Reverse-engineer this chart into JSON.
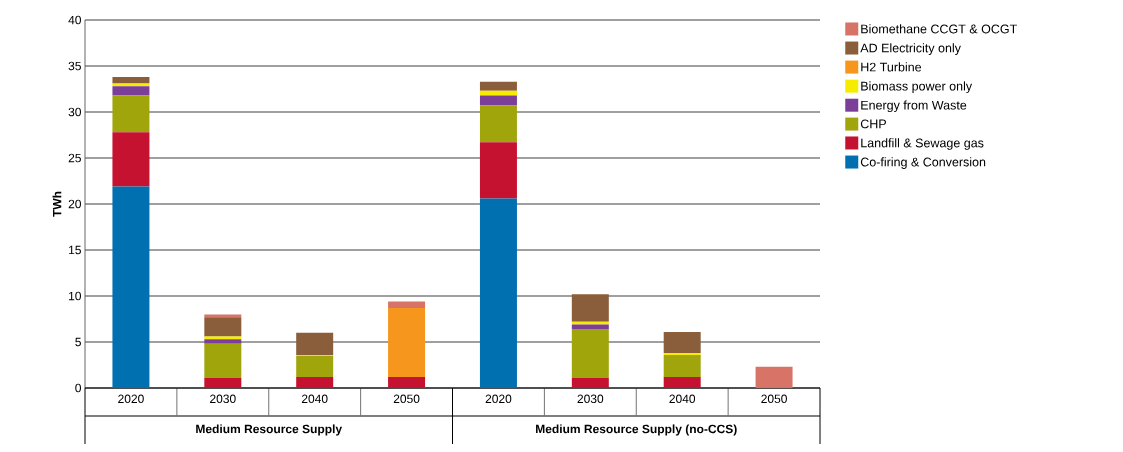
{
  "chart_data": {
    "type": "bar",
    "stacked": true,
    "ylabel": "TWh",
    "categories": [
      "2020",
      "2030",
      "2040",
      "2050",
      "2020",
      "2030",
      "2040",
      "2050"
    ],
    "annotations": [
      "Medium Resource Supply",
      "Medium Resource Supply (no-CCS)"
    ],
    "ylim": [
      0,
      40
    ],
    "yticks": [
      0,
      5,
      10,
      15,
      20,
      25,
      30,
      35,
      40
    ],
    "grid": "y",
    "legend": "right",
    "series": [
      {
        "name": "Co-firing & Conversion",
        "color": "#0070b0",
        "values": [
          21.9,
          0,
          0,
          0,
          20.6,
          0,
          0,
          0
        ]
      },
      {
        "name": "Landfill & Sewage gas",
        "color": "#c41230",
        "values": [
          5.9,
          1.1,
          1.2,
          1.2,
          6.1,
          1.1,
          1.2,
          0
        ]
      },
      {
        "name": "CHP",
        "color": "#a0a50c",
        "values": [
          4.0,
          3.7,
          2.3,
          0,
          4.0,
          5.3,
          2.4,
          0
        ]
      },
      {
        "name": "Energy from Waste",
        "color": "#7b3f9a",
        "values": [
          1.0,
          0.5,
          0,
          0,
          1.1,
          0.5,
          0,
          0
        ]
      },
      {
        "name": "Biomass power only",
        "color": "#f5ec00",
        "values": [
          0.3,
          0.3,
          0.1,
          0,
          0.5,
          0.3,
          0.2,
          0
        ]
      },
      {
        "name": "H2 Turbine",
        "color": "#f7961d",
        "values": [
          0,
          0,
          0,
          7.5,
          0,
          0,
          0,
          0
        ]
      },
      {
        "name": "AD Electricity only",
        "color": "#8b5e3b",
        "values": [
          0.7,
          2.1,
          2.4,
          0,
          1.0,
          3.0,
          2.3,
          0
        ]
      },
      {
        "name": "Biomethane CCGT & OCGT",
        "color": "#d87368",
        "values": [
          0,
          0.3,
          0,
          0.7,
          0,
          0,
          0,
          2.3
        ]
      }
    ]
  }
}
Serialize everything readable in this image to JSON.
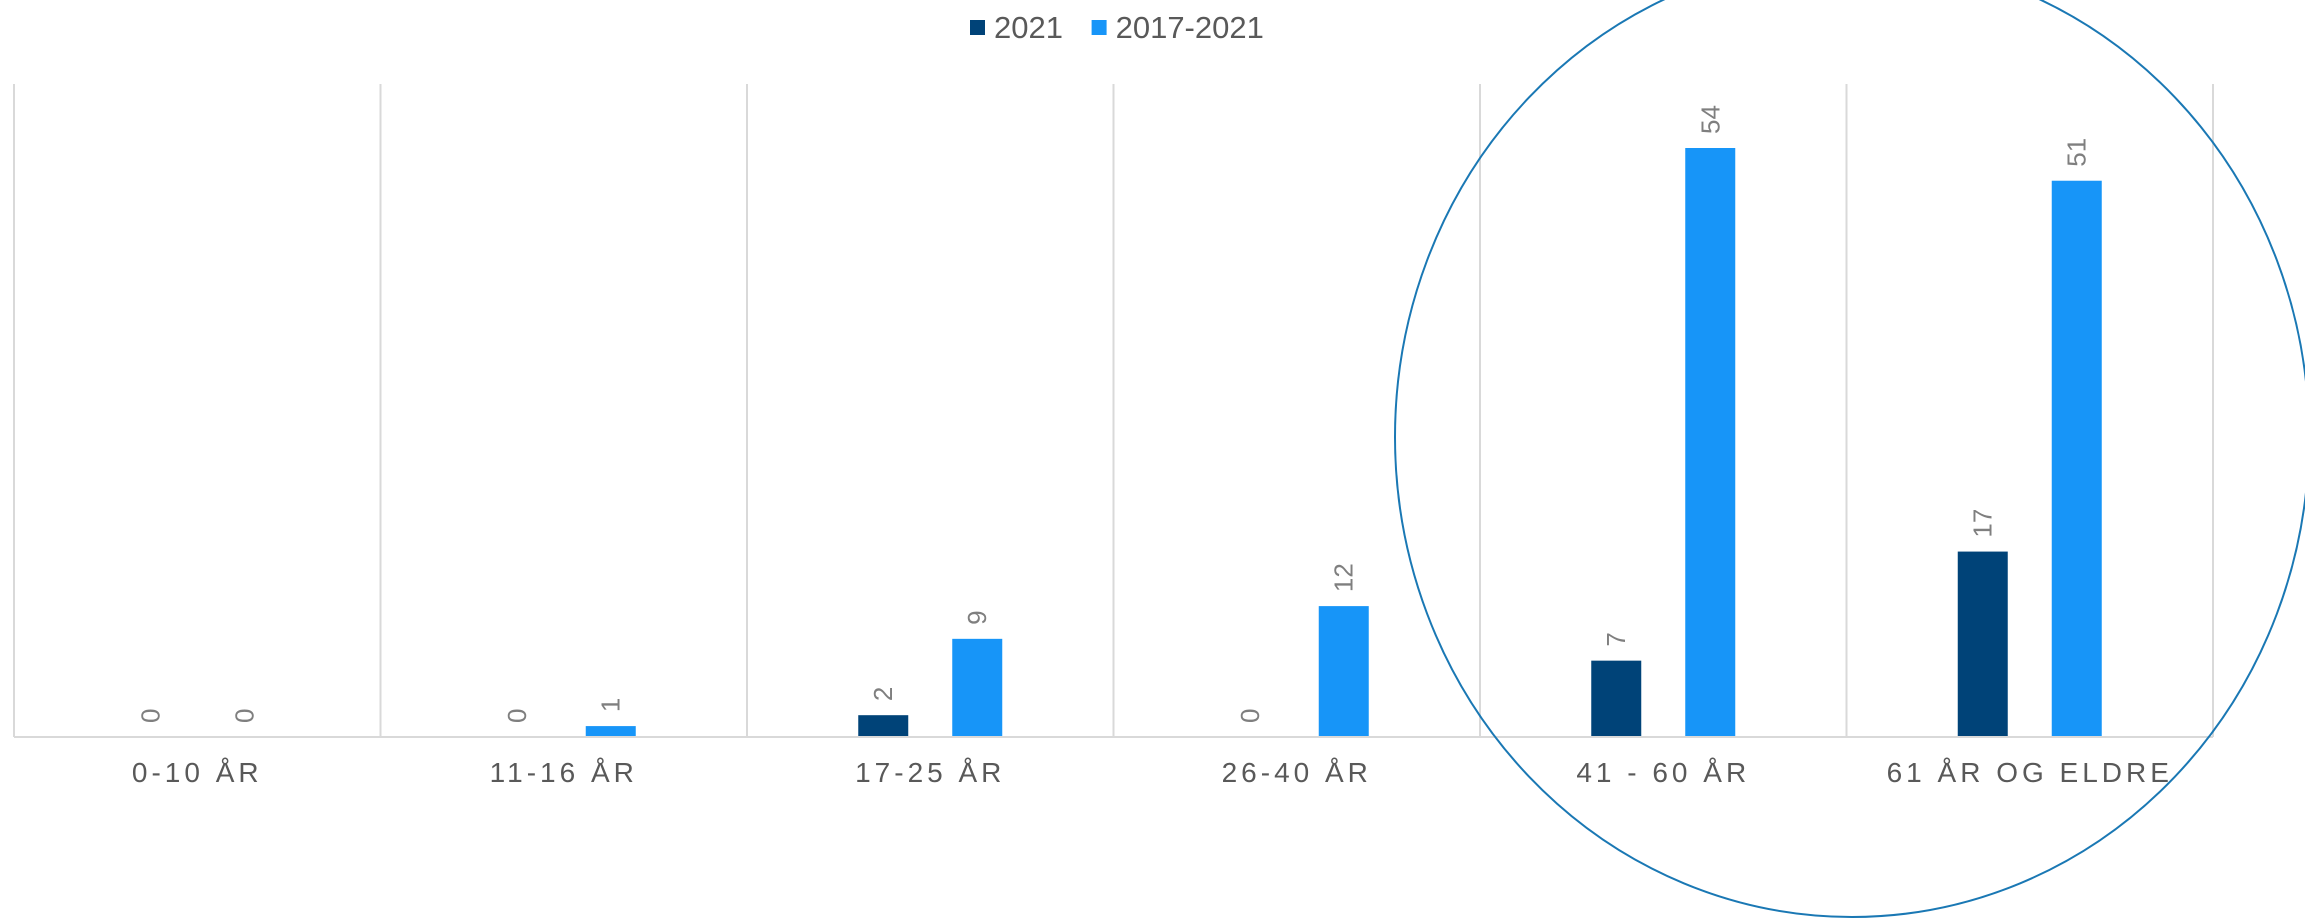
{
  "chart_data": {
    "type": "bar",
    "categories": [
      "0-10 ÅR",
      "11-16 ÅR",
      "17-25 ÅR",
      "26-40 ÅR",
      "41 - 60 ÅR",
      "61 ÅR OG ELDRE"
    ],
    "series": [
      {
        "name": "2021",
        "values": [
          0,
          0,
          2,
          0,
          7,
          17
        ],
        "color": "#004378"
      },
      {
        "name": "2017-2021",
        "values": [
          0,
          1,
          9,
          12,
          54,
          51
        ],
        "color": "#1795f8"
      }
    ],
    "title": "",
    "xlabel": "",
    "ylabel": "",
    "ylim": [
      0,
      60
    ],
    "legend_position": "top-center",
    "grid": "vertical category separators",
    "data_labels": "rotated",
    "annotation": "circle highlighting 41 - 60 ÅR and 61 ÅR OG ELDRE",
    "annotation_color": "#1a78b4"
  }
}
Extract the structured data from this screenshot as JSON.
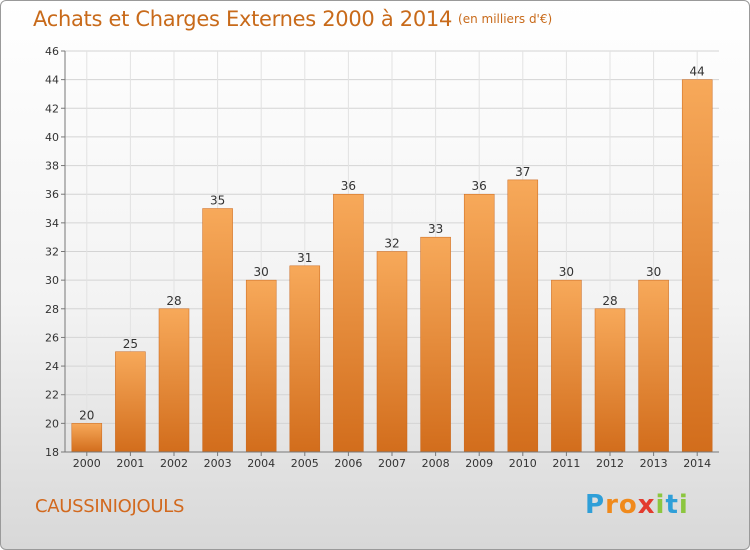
{
  "header": {
    "title": "Achats et Charges Externes 2000 à 2014",
    "unit": "(en milliers d'€)"
  },
  "footer": {
    "commune": "CAUSSINIOJOULS",
    "logo": {
      "letters": [
        "P",
        "r",
        "o",
        "x",
        "i",
        "t",
        "i"
      ],
      "colors": [
        "#2f9fd8",
        "#f08a1c",
        "#f08a1c",
        "#e33b2e",
        "#8cc63f",
        "#2f9fd8",
        "#8cc63f"
      ]
    }
  },
  "colors": {
    "bar_top": "#f7a95a",
    "bar_bottom": "#d26d1c",
    "title": "#c86a1a"
  },
  "chart_data": {
    "type": "bar",
    "title": "Achats et Charges Externes 2000 à 2014",
    "ylabel": "en milliers d'€",
    "xlabel": "",
    "categories": [
      "2000",
      "2001",
      "2002",
      "2003",
      "2004",
      "2005",
      "2006",
      "2007",
      "2008",
      "2009",
      "2010",
      "2011",
      "2012",
      "2013",
      "2014"
    ],
    "values": [
      20,
      25,
      28,
      35,
      30,
      31,
      36,
      32,
      33,
      36,
      37,
      30,
      28,
      30,
      44
    ],
    "ylim": [
      18,
      46
    ],
    "yticks": [
      18,
      20,
      22,
      24,
      26,
      28,
      30,
      32,
      34,
      36,
      38,
      40,
      42,
      44,
      46
    ],
    "grid": true
  }
}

(Task): In the entries above, identify every line with the string "title".

(Answer for the task):
    "title": "",
    "title": "Achats et Charges Externes 2000 à 2014",
    "title": "#c86a1a"
    "title": "Achats et Charges Externes 2000 à 2014",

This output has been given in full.